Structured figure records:

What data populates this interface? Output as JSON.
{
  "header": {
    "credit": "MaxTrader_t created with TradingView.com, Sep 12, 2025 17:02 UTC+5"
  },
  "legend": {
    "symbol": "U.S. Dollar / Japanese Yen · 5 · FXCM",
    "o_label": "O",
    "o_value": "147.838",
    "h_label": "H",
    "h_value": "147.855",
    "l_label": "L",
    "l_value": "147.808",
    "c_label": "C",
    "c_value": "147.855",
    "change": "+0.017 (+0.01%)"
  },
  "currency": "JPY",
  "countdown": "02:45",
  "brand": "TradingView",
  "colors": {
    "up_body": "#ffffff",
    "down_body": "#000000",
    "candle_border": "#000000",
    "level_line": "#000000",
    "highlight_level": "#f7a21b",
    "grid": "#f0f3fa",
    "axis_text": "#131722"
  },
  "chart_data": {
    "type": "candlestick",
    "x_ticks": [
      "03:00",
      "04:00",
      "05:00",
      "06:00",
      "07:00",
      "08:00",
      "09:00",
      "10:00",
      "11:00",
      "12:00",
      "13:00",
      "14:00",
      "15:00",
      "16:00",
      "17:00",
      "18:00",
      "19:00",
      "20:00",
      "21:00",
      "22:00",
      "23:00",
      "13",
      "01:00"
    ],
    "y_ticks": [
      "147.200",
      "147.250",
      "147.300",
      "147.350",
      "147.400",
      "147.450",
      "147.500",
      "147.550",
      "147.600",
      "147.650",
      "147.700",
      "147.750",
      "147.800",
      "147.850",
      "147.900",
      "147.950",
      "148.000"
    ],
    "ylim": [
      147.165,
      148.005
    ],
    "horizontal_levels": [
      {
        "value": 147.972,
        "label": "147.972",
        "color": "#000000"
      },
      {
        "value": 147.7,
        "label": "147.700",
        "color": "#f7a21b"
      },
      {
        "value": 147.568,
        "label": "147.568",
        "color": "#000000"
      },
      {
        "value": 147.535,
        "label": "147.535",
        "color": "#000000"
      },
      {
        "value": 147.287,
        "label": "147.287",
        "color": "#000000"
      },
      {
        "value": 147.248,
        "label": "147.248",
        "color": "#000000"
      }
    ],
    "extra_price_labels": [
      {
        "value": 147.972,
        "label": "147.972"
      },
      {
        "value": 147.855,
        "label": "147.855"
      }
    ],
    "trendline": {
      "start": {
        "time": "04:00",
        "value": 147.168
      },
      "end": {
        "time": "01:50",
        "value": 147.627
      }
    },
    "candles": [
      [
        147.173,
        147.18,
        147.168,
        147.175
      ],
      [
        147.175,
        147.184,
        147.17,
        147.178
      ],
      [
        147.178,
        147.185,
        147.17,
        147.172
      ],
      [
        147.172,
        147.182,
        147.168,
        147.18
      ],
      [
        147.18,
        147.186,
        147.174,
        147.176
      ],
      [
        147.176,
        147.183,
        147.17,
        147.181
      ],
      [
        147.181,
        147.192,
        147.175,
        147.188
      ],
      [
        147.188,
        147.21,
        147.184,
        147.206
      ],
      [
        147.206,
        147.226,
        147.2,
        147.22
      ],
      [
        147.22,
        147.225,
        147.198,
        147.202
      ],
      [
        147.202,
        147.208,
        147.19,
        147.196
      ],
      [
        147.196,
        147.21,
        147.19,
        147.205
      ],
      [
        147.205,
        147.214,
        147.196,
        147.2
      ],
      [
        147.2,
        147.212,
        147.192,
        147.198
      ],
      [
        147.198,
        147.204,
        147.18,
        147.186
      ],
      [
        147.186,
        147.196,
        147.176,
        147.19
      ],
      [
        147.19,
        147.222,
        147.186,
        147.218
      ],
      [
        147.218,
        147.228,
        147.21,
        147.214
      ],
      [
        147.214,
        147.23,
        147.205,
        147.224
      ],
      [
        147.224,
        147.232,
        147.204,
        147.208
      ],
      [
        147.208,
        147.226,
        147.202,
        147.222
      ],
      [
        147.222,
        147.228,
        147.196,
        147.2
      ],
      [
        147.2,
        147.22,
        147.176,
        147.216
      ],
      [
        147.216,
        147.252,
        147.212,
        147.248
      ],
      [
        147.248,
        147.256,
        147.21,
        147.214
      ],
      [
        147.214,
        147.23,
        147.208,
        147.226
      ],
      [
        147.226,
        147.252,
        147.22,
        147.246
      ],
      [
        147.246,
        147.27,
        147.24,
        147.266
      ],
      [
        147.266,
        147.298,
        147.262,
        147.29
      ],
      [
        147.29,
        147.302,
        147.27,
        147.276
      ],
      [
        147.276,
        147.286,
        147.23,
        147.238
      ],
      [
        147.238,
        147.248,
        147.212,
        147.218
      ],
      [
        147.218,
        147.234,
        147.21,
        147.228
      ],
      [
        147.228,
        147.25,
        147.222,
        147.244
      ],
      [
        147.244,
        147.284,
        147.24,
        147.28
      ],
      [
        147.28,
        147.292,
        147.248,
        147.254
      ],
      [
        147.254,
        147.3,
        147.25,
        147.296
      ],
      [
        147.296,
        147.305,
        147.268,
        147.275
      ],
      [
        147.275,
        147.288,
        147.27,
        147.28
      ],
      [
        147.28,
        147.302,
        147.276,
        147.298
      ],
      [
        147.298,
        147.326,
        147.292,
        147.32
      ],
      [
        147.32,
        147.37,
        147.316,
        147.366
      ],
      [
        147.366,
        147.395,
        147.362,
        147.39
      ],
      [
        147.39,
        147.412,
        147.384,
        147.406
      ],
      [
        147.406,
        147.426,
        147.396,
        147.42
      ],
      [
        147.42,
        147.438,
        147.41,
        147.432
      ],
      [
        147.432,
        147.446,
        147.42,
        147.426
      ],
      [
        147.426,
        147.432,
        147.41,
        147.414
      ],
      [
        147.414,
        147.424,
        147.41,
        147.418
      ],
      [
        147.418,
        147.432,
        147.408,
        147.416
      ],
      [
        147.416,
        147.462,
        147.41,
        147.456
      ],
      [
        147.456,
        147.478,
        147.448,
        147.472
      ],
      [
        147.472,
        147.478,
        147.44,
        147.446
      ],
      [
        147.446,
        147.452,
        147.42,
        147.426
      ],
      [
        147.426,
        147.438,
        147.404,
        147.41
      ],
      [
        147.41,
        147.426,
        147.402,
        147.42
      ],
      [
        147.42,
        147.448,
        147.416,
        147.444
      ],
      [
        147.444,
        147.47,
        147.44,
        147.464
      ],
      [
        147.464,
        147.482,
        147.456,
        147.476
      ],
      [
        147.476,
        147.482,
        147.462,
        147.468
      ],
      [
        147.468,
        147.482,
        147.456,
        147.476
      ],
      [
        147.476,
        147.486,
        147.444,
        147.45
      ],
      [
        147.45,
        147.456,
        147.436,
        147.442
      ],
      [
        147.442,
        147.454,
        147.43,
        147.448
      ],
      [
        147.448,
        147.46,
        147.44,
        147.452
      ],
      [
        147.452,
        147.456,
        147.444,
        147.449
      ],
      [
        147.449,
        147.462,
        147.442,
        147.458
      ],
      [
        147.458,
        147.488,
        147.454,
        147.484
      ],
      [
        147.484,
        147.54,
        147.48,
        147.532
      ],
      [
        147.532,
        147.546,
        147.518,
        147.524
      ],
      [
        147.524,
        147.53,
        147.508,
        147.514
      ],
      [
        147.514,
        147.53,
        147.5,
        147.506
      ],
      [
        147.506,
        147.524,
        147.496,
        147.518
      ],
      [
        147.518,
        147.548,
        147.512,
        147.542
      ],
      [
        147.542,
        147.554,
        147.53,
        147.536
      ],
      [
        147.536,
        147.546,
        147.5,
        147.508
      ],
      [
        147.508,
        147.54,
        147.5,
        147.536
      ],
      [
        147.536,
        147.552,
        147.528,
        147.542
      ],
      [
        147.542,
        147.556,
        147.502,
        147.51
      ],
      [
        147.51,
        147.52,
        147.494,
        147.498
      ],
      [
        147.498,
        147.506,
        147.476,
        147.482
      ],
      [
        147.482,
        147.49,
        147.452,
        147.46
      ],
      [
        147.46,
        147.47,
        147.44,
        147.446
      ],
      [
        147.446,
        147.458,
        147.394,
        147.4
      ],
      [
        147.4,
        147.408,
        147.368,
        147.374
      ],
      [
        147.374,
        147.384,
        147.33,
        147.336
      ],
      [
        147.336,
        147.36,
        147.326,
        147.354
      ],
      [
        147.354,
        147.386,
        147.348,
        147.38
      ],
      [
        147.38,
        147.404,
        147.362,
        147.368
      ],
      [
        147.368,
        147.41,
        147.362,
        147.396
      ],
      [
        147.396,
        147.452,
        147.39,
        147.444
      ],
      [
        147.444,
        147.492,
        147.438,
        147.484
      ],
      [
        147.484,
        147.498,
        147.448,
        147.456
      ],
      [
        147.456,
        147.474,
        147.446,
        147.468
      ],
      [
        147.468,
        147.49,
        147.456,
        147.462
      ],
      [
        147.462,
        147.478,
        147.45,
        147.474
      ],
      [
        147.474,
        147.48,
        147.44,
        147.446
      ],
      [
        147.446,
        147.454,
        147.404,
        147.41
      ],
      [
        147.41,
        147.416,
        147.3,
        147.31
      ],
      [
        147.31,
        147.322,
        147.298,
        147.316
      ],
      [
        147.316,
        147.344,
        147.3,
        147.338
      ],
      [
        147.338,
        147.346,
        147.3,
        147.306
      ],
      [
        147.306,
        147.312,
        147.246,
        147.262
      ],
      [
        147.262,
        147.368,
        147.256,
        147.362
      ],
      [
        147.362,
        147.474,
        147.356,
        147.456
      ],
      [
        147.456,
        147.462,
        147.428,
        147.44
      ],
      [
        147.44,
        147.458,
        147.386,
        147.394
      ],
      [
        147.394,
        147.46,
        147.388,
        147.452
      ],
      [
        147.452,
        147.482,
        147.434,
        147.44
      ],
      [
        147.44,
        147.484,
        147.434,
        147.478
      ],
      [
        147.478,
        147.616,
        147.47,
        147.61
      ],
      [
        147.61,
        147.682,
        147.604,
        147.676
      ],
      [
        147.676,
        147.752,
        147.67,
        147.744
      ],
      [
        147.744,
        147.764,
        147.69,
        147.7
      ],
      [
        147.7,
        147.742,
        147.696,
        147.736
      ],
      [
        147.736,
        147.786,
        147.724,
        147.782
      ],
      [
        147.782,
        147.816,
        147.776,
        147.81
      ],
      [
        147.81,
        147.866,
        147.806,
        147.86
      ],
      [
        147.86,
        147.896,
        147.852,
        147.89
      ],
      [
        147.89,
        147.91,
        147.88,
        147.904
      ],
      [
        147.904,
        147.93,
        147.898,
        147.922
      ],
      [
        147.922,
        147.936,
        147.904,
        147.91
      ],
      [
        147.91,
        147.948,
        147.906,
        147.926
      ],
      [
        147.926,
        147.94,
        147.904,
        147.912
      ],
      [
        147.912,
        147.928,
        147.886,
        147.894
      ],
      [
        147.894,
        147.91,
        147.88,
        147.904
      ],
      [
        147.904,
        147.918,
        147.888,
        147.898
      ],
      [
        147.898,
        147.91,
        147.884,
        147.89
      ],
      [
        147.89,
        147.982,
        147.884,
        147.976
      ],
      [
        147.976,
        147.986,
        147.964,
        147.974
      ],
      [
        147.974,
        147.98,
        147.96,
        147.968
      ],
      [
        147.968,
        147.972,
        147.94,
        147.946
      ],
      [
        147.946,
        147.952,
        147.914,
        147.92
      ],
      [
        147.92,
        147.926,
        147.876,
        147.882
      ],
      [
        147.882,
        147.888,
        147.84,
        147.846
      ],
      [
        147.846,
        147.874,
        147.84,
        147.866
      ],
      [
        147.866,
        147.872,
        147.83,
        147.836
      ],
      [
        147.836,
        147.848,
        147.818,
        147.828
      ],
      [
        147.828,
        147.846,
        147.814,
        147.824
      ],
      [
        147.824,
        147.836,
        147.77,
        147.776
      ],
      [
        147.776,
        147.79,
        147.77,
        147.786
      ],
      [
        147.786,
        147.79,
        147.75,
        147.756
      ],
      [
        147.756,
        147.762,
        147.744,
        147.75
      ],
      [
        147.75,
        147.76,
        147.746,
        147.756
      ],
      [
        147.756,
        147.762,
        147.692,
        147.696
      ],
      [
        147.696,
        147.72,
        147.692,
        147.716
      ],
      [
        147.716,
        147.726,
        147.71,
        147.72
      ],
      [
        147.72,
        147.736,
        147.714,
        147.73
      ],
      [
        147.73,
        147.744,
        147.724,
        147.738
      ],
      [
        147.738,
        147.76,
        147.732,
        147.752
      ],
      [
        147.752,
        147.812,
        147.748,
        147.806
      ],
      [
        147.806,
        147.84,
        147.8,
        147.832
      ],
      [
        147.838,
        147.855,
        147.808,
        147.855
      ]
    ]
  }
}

What is being asked: Across all the entries, count the lines that contain the word "TradingView" and give the number by itself.

Exercise answer: 2